• **What the task requires**: What follows is a listing. Return every line of it exactly.

• **Records provided**:
***
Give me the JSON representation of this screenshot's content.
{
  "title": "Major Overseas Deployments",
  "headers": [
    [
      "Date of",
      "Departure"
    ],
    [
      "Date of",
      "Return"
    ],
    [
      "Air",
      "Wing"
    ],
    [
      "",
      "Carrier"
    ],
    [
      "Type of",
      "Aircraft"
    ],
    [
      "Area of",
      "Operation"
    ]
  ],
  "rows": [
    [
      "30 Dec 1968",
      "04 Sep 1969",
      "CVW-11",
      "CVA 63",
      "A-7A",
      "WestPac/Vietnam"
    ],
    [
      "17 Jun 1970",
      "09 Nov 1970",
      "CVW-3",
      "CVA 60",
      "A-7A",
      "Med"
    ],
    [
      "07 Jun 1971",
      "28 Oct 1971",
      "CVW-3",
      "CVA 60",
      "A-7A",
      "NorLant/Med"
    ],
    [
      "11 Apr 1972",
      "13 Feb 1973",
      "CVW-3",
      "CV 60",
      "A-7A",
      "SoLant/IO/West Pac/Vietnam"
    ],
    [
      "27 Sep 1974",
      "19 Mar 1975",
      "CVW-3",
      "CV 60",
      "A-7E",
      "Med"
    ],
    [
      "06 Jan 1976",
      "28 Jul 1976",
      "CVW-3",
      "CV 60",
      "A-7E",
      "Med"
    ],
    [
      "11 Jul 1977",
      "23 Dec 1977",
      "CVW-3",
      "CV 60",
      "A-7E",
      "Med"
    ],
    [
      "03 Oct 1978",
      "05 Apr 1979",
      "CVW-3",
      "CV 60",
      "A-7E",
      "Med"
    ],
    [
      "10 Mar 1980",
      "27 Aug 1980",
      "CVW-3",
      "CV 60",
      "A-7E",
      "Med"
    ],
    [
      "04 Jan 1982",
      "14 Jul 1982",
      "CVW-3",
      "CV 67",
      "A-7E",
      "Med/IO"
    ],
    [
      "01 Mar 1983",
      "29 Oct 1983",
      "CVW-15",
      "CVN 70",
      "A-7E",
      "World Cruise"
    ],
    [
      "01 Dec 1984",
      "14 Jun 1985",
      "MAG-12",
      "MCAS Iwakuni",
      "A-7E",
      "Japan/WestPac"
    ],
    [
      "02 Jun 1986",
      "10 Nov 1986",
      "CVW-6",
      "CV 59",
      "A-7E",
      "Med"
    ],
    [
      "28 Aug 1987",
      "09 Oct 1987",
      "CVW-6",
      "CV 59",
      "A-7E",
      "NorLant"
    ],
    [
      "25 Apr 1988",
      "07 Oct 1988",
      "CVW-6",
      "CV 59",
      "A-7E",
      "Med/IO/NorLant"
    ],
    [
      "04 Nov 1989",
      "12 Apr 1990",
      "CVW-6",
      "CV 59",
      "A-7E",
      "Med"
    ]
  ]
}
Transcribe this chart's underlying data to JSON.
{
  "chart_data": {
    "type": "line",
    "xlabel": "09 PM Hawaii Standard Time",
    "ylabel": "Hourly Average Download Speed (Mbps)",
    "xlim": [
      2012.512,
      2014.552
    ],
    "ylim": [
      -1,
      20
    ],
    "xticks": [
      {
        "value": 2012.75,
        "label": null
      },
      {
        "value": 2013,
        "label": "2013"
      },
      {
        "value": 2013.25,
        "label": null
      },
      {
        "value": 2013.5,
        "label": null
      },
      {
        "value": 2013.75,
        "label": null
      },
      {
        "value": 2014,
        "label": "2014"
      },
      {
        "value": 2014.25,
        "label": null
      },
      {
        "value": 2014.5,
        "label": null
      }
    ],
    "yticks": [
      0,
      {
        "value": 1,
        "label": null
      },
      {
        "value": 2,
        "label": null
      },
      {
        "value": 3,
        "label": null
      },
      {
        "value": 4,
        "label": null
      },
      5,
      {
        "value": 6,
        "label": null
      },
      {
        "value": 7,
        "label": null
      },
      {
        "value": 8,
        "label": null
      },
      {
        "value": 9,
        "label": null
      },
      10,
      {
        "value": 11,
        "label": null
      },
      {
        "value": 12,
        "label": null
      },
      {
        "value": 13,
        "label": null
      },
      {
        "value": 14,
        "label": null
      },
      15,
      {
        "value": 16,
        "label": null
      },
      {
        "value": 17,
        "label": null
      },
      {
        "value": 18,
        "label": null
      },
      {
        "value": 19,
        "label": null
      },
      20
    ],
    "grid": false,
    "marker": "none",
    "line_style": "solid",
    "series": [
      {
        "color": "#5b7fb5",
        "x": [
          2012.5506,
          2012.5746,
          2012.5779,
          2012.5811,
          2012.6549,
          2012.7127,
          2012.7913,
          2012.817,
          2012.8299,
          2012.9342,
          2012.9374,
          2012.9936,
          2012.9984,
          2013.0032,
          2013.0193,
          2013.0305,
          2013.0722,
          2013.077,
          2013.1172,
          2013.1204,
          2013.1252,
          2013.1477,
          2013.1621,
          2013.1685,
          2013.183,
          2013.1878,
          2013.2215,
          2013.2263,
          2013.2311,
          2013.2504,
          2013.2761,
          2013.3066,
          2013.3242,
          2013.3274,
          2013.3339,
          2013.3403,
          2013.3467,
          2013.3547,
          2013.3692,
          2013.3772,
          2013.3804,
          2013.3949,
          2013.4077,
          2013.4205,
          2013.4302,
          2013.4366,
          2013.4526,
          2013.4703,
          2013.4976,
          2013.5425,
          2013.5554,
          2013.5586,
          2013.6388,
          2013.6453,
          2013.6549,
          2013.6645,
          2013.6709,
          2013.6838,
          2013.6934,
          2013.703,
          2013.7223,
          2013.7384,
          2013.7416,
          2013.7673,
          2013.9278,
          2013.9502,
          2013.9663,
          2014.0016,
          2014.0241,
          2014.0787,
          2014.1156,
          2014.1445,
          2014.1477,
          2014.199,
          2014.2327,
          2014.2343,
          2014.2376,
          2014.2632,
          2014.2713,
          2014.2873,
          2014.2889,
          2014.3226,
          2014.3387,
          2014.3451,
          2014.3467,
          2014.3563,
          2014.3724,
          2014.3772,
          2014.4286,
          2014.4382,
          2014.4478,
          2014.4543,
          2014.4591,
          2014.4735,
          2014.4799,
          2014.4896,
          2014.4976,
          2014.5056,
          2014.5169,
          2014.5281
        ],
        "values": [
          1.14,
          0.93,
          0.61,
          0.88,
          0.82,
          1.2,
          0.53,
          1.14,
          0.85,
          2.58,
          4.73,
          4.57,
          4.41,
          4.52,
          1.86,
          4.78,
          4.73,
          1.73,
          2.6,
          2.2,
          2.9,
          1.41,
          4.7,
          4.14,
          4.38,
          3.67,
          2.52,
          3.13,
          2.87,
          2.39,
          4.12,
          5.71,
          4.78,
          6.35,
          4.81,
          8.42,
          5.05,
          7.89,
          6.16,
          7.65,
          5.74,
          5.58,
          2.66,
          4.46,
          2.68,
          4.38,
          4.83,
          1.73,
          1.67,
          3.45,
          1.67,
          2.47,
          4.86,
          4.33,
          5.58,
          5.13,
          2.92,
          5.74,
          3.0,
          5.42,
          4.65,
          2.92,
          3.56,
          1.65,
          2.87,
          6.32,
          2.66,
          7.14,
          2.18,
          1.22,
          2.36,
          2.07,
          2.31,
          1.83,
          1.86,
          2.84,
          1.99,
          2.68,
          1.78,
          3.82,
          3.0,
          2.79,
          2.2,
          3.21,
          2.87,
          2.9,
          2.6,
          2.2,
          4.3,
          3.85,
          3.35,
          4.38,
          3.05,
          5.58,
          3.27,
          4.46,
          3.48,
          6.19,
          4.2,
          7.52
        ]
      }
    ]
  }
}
***
• **Response to this exercise**:
Give me the JSON representation of this screenshot's content.
{
  "title": "Major Overseas Deployments",
  "headers": [
    [
      "Date of",
      "Departure"
    ],
    [
      "Date of",
      "Return"
    ],
    [
      "Air",
      "Wing"
    ],
    [
      "",
      "Carrier"
    ],
    [
      "Type of",
      "Aircraft"
    ],
    [
      "Area of",
      "Operation"
    ]
  ],
  "rows": [
    [
      "30 Dec 1968",
      "04 Sep 1969",
      "CVW-11",
      "CVA 63",
      "A-7A",
      "WestPac/Vietnam"
    ],
    [
      "17 Jun 1970",
      "09 Nov 1970",
      "CVW-3",
      "CVA 60",
      "A-7A",
      "Med"
    ],
    [
      "07 Jun 1971",
      "28 Oct 1971",
      "CVW-3",
      "CVA 60",
      "A-7A",
      "NorLant/Med"
    ],
    [
      "11 Apr 1972",
      "13 Feb 1973",
      "CVW-3",
      "CV 60",
      "A-7A",
      "SoLant/IO/West Pac/Vietnam"
    ],
    [
      "27 Sep 1974",
      "19 Mar 1975",
      "CVW-3",
      "CV 60",
      "A-7E",
      "Med"
    ],
    [
      "06 Jan 1976",
      "28 Jul 1976",
      "CVW-3",
      "CV 60",
      "A-7E",
      "Med"
    ],
    [
      "11 Jul 1977",
      "23 Dec 1977",
      "CVW-3",
      "CV 60",
      "A-7E",
      "Med"
    ],
    [
      "03 Oct 1978",
      "05 Apr 1979",
      "CVW-3",
      "CV 60",
      "A-7E",
      "Med"
    ],
    [
      "10 Mar 1980",
      "27 Aug 1980",
      "CVW-3",
      "CV 60",
      "A-7E",
      "Med"
    ],
    [
      "04 Jan 1982",
      "14 Jul 1982",
      "CVW-3",
      "CV 67",
      "A-7E",
      "Med/IO"
    ],
    [
      "01 Mar 1983",
      "29 Oct 1983",
      "CVW-15",
      "CVN 70",
      "A-7E",
      "World Cruise"
    ],
    [
      "01 Dec 1984",
      "14 Jun 1985",
      "MAG-12",
      "MCAS Iwakuni",
      "A-7E",
      "Japan/WestPac"
    ],
    [
      "02 Jun 1986",
      "10 Nov 1986",
      "CVW-6",
      "CV 59",
      "A-7E",
      "Med"
    ],
    [
      "28 Aug 1987",
      "09 Oct 1987",
      "CVW-6",
      "CV 59",
      "A-7E",
      "NorLant"
    ],
    [
      "25 Apr 1988",
      "07 Oct 1988",
      "CVW-6",
      "CV 59",
      "A-7E",
      "Med/IO/NorLant"
    ],
    [
      "04 Nov 1989",
      "12 Apr 1990",
      "CVW-6",
      "CV 59",
      "A-7E",
      "Med"
    ]
  ]
}
Transcribe this chart's underlying data to JSON.
{
  "chart_data": {
    "type": "line",
    "xlabel": "09 PM Hawaii Standard Time",
    "ylabel": "Hourly Average Download Speed (Mbps)",
    "xlim": [
      2012.512,
      2014.552
    ],
    "ylim": [
      -1,
      20
    ],
    "xticks": [
      {
        "value": 2012.75,
        "label": null
      },
      {
        "value": 2013,
        "label": "2013"
      },
      {
        "value": 2013.25,
        "label": null
      },
      {
        "value": 2013.5,
        "label": null
      },
      {
        "value": 2013.75,
        "label": null
      },
      {
        "value": 2014,
        "label": "2014"
      },
      {
        "value": 2014.25,
        "label": null
      },
      {
        "value": 2014.5,
        "label": null
      }
    ],
    "yticks": [
      0,
      {
        "value": 1,
        "label": null
      },
      {
        "value": 2,
        "label": null
      },
      {
        "value": 3,
        "label": null
      },
      {
        "value": 4,
        "label": null
      },
      5,
      {
        "value": 6,
        "label": null
      },
      {
        "value": 7,
        "label": null
      },
      {
        "value": 8,
        "label": null
      },
      {
        "value": 9,
        "label": null
      },
      10,
      {
        "value": 11,
        "label": null
      },
      {
        "value": 12,
        "label": null
      },
      {
        "value": 13,
        "label": null
      },
      {
        "value": 14,
        "label": null
      },
      15,
      {
        "value": 16,
        "label": null
      },
      {
        "value": 17,
        "label": null
      },
      {
        "value": 18,
        "label": null
      },
      {
        "value": 19,
        "label": null
      },
      20
    ],
    "grid": false,
    "marker": "none",
    "line_style": "solid",
    "series": [
      {
        "color": "#5b7fb5",
        "x": [
          2012.5506,
          2012.5746,
          2012.5779,
          2012.5811,
          2012.6549,
          2012.7127,
          2012.7913,
          2012.817,
          2012.8299,
          2012.9342,
          2012.9374,
          2012.9936,
          2012.9984,
          2013.0032,
          2013.0193,
          2013.0305,
          2013.0722,
          2013.077,
          2013.1172,
          2013.1204,
          2013.1252,
          2013.1477,
          2013.1621,
          2013.1685,
          2013.183,
          2013.1878,
          2013.2215,
          2013.2263,
          2013.2311,
          2013.2504,
          2013.2761,
          2013.3066,
          2013.3242,
          2013.3274,
          2013.3339,
          2013.3403,
          2013.3467,
          2013.3547,
          2013.3692,
          2013.3772,
          2013.3804,
          2013.3949,
          2013.4077,
          2013.4205,
          2013.4302,
          2013.4366,
          2013.4526,
          2013.4703,
          2013.4976,
          2013.5425,
          2013.5554,
          2013.5586,
          2013.6388,
          2013.6453,
          2013.6549,
          2013.6645,
          2013.6709,
          2013.6838,
          2013.6934,
          2013.703,
          2013.7223,
          2013.7384,
          2013.7416,
          2013.7673,
          2013.9278,
          2013.9502,
          2013.9663,
          2014.0016,
          2014.0241,
          2014.0787,
          2014.1156,
          2014.1445,
          2014.1477,
          2014.199,
          2014.2327,
          2014.2343,
          2014.2376,
          2014.2632,
          2014.2713,
          2014.2873,
          2014.2889,
          2014.3226,
          2014.3387,
          2014.3451,
          2014.3467,
          2014.3563,
          2014.3724,
          2014.3772,
          2014.4286,
          2014.4382,
          2014.4478,
          2014.4543,
          2014.4591,
          2014.4735,
          2014.4799,
          2014.4896,
          2014.4976,
          2014.5056,
          2014.5169,
          2014.5281
        ],
        "values": [
          1.14,
          0.93,
          0.61,
          0.88,
          0.82,
          1.2,
          0.53,
          1.14,
          0.85,
          2.58,
          4.73,
          4.57,
          4.41,
          4.52,
          1.86,
          4.78,
          4.73,
          1.73,
          2.6,
          2.2,
          2.9,
          1.41,
          4.7,
          4.14,
          4.38,
          3.67,
          2.52,
          3.13,
          2.87,
          2.39,
          4.12,
          5.71,
          4.78,
          6.35,
          4.81,
          8.42,
          5.05,
          7.89,
          6.16,
          7.65,
          5.74,
          5.58,
          2.66,
          4.46,
          2.68,
          4.38,
          4.83,
          1.73,
          1.67,
          3.45,
          1.67,
          2.47,
          4.86,
          4.33,
          5.58,
          5.13,
          2.92,
          5.74,
          3.0,
          5.42,
          4.65,
          2.92,
          3.56,
          1.65,
          2.87,
          6.32,
          2.66,
          7.14,
          2.18,
          1.22,
          2.36,
          2.07,
          2.31,
          1.83,
          1.86,
          2.84,
          1.99,
          2.68,
          1.78,
          3.82,
          3.0,
          2.79,
          2.2,
          3.21,
          2.87,
          2.9,
          2.6,
          2.2,
          4.3,
          3.85,
          3.35,
          4.38,
          3.05,
          5.58,
          3.27,
          4.46,
          3.48,
          6.19,
          4.2,
          7.52
        ]
      }
    ]
  }
}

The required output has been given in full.